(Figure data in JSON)

· · · ·

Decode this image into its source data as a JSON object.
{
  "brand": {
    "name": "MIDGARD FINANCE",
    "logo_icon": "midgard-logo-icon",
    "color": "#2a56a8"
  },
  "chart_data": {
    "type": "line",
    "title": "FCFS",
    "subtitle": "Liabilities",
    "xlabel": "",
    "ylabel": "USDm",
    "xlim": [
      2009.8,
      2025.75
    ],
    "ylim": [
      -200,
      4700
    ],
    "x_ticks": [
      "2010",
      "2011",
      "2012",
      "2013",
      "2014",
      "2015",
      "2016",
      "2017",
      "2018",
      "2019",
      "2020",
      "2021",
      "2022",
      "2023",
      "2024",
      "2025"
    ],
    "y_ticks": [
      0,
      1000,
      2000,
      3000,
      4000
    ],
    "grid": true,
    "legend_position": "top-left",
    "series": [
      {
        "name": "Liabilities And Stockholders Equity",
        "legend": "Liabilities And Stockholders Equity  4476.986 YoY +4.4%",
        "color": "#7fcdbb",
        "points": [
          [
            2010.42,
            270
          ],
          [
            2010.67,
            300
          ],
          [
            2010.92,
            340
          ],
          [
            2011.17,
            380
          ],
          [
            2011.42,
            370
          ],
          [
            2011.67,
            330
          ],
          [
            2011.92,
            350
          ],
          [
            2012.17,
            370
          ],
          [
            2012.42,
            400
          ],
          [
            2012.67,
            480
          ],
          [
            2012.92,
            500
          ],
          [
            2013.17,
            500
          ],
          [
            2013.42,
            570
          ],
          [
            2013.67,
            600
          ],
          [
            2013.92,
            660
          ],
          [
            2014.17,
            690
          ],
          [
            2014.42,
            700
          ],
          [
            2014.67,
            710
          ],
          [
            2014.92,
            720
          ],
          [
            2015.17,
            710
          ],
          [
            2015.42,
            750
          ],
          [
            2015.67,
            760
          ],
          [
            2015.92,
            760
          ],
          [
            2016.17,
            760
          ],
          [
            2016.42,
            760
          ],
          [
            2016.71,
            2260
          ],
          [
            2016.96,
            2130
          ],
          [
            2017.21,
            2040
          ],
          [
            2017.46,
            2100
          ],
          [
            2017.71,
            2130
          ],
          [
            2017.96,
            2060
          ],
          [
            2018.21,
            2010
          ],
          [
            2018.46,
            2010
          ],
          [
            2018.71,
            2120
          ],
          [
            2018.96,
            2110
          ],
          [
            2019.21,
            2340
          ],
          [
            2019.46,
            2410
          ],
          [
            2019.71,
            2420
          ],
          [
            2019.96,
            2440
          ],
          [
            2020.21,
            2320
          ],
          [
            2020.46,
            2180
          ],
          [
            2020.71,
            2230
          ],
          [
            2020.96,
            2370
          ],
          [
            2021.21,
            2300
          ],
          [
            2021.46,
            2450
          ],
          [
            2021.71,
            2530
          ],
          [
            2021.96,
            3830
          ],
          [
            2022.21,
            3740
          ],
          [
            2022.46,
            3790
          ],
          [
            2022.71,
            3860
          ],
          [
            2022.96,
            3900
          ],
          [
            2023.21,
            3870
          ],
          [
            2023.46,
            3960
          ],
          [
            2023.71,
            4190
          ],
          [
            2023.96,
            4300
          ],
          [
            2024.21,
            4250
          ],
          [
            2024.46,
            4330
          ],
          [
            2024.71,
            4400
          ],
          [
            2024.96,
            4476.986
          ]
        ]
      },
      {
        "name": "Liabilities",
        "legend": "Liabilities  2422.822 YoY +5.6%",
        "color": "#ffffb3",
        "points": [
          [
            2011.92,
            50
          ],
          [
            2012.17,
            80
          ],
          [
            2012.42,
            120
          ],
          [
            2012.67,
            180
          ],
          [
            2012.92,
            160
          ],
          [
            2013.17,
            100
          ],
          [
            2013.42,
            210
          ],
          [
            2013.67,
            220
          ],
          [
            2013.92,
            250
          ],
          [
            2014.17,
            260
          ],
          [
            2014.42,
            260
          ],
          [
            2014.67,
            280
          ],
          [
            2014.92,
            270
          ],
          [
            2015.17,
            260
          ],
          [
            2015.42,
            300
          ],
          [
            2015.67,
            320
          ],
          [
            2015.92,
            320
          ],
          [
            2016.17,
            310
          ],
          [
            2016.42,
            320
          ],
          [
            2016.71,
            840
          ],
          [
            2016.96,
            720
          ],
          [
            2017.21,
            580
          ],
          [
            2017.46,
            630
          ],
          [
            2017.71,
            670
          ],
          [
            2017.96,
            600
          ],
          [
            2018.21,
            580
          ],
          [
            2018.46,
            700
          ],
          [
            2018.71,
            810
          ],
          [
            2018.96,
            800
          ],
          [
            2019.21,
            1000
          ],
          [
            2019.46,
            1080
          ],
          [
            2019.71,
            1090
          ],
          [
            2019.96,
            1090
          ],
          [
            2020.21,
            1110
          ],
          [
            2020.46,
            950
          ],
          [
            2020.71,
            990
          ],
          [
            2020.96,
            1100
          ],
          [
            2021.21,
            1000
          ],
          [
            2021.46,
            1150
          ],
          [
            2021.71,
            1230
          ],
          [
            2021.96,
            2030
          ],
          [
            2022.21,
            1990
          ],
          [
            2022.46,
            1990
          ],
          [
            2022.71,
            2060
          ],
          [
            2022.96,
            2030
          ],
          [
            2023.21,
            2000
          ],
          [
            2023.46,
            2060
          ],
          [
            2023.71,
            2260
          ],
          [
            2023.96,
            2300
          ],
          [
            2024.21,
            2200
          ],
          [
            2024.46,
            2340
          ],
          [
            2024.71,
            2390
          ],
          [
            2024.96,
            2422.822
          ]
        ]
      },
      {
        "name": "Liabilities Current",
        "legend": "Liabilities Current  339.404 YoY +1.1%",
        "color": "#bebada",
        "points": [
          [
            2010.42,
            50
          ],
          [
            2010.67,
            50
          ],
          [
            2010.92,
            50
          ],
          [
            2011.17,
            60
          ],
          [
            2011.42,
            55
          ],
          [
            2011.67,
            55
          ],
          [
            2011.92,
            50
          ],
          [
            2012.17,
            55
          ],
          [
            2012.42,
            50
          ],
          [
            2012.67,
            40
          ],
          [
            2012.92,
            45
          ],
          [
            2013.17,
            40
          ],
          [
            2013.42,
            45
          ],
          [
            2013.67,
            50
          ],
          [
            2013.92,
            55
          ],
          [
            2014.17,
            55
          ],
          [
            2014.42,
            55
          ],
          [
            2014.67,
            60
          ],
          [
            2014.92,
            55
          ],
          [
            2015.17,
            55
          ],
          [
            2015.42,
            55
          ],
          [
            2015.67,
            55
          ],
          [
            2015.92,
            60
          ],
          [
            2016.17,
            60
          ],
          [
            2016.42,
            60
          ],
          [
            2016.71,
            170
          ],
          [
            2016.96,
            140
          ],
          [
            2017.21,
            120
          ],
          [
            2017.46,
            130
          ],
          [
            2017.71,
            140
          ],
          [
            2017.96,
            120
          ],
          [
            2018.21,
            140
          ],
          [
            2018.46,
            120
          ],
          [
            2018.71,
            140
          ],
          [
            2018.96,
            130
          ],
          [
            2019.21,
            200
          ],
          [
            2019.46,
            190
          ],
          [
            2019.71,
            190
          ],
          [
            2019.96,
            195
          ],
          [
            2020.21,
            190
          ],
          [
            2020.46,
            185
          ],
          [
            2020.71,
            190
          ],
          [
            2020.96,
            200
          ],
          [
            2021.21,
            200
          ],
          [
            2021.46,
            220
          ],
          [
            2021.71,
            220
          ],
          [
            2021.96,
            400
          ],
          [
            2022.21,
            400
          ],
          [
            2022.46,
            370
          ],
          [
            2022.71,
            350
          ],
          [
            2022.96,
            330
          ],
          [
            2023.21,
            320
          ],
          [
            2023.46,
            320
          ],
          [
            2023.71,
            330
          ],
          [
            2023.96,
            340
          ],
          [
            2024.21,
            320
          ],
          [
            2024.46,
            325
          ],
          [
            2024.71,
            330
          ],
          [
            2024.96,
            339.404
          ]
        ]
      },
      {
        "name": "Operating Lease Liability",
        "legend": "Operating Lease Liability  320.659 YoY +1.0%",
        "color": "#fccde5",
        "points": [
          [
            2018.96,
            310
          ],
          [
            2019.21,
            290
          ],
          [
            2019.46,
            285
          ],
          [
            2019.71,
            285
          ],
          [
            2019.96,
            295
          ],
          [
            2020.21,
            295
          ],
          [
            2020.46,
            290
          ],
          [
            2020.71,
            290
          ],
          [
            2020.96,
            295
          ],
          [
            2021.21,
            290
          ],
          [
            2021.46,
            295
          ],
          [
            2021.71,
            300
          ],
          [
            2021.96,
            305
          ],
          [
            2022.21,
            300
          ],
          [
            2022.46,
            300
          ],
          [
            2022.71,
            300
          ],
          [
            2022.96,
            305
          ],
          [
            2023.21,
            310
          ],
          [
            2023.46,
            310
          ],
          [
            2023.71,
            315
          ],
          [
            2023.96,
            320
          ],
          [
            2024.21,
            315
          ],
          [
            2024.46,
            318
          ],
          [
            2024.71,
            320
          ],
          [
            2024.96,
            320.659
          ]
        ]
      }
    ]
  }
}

· · · ·

• Do this: Find all lines where the word "color" appears. Copy them.

• Reply to the exercise:
    "color": "#2a56a8"
        "color": "#7fcdbb",
        "color": "#ffffb3",
        "color": "#bebada",
        "color": "#fccde5",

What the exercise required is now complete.